_EXERCISE:_ Repeat what the lines below say, word for word, and skip every image.

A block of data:
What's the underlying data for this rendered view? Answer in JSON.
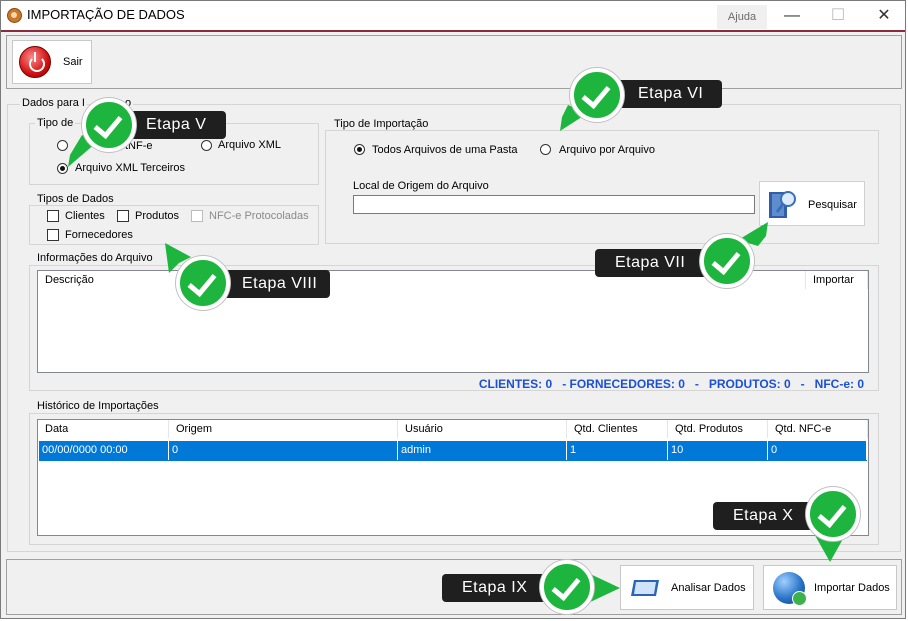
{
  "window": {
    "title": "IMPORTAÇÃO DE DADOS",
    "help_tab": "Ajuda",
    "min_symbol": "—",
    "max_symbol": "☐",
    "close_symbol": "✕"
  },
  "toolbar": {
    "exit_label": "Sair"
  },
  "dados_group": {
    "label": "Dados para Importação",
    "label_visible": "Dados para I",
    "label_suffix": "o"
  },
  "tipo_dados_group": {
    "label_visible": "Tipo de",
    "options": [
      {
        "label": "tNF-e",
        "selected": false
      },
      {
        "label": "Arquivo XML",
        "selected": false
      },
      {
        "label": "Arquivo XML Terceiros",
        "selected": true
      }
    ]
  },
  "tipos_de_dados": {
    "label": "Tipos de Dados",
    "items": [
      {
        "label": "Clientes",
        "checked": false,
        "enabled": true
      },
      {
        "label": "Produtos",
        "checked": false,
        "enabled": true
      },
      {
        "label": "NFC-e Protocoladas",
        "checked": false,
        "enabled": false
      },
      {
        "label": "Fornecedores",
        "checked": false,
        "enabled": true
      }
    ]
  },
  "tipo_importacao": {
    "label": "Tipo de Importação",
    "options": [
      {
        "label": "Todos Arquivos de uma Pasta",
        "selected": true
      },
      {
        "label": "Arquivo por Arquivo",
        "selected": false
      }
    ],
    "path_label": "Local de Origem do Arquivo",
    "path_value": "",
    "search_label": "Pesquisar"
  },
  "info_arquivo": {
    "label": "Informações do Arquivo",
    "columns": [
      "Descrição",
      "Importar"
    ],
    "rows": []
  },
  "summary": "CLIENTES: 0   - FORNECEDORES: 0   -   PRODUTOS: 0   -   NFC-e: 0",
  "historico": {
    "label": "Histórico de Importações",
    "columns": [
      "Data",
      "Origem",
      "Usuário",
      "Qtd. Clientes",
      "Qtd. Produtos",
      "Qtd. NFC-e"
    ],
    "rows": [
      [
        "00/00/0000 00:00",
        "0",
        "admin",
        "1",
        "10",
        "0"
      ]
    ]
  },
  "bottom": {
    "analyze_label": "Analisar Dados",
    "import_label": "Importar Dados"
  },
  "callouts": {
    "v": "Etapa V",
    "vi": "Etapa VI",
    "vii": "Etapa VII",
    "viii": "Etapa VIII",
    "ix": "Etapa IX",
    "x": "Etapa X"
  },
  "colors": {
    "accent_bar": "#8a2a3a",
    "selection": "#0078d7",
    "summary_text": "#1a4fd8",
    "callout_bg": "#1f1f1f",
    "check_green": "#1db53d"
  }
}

_TASK OUTPUT:_
What's the underlying data for this rendered view? Answer in JSON.
{
  "window": {
    "title": "IMPORTAÇÃO DE DADOS",
    "help_tab": "Ajuda",
    "min_symbol": "—",
    "max_symbol": "☐",
    "close_symbol": "✕"
  },
  "toolbar": {
    "exit_label": "Sair"
  },
  "dados_group": {
    "label": "Dados para Importação",
    "label_visible": "Dados para I",
    "label_suffix": "o"
  },
  "tipo_dados_group": {
    "label_visible": "Tipo de",
    "options": [
      {
        "label": "tNF-e",
        "selected": false
      },
      {
        "label": "Arquivo XML",
        "selected": false
      },
      {
        "label": "Arquivo XML Terceiros",
        "selected": true
      }
    ]
  },
  "tipos_de_dados": {
    "label": "Tipos de Dados",
    "items": [
      {
        "label": "Clientes",
        "checked": false,
        "enabled": true
      },
      {
        "label": "Produtos",
        "checked": false,
        "enabled": true
      },
      {
        "label": "NFC-e Protocoladas",
        "checked": false,
        "enabled": false
      },
      {
        "label": "Fornecedores",
        "checked": false,
        "enabled": true
      }
    ]
  },
  "tipo_importacao": {
    "label": "Tipo de Importação",
    "options": [
      {
        "label": "Todos Arquivos de uma Pasta",
        "selected": true
      },
      {
        "label": "Arquivo por Arquivo",
        "selected": false
      }
    ],
    "path_label": "Local de Origem do Arquivo",
    "path_value": "",
    "search_label": "Pesquisar"
  },
  "info_arquivo": {
    "label": "Informações do Arquivo",
    "columns": [
      "Descrição",
      "Importar"
    ],
    "rows": []
  },
  "summary": "CLIENTES: 0   - FORNECEDORES: 0   -   PRODUTOS: 0   -   NFC-e: 0",
  "historico": {
    "label": "Histórico de Importações",
    "columns": [
      "Data",
      "Origem",
      "Usuário",
      "Qtd. Clientes",
      "Qtd. Produtos",
      "Qtd. NFC-e"
    ],
    "rows": [
      [
        "00/00/0000 00:00",
        "0",
        "admin",
        "1",
        "10",
        "0"
      ]
    ]
  },
  "bottom": {
    "analyze_label": "Analisar Dados",
    "import_label": "Importar Dados"
  },
  "callouts": {
    "v": "Etapa V",
    "vi": "Etapa VI",
    "vii": "Etapa VII",
    "viii": "Etapa VIII",
    "ix": "Etapa IX",
    "x": "Etapa X"
  },
  "colors": {
    "accent_bar": "#8a2a3a",
    "selection": "#0078d7",
    "summary_text": "#1a4fd8",
    "callout_bg": "#1f1f1f",
    "check_green": "#1db53d"
  }
}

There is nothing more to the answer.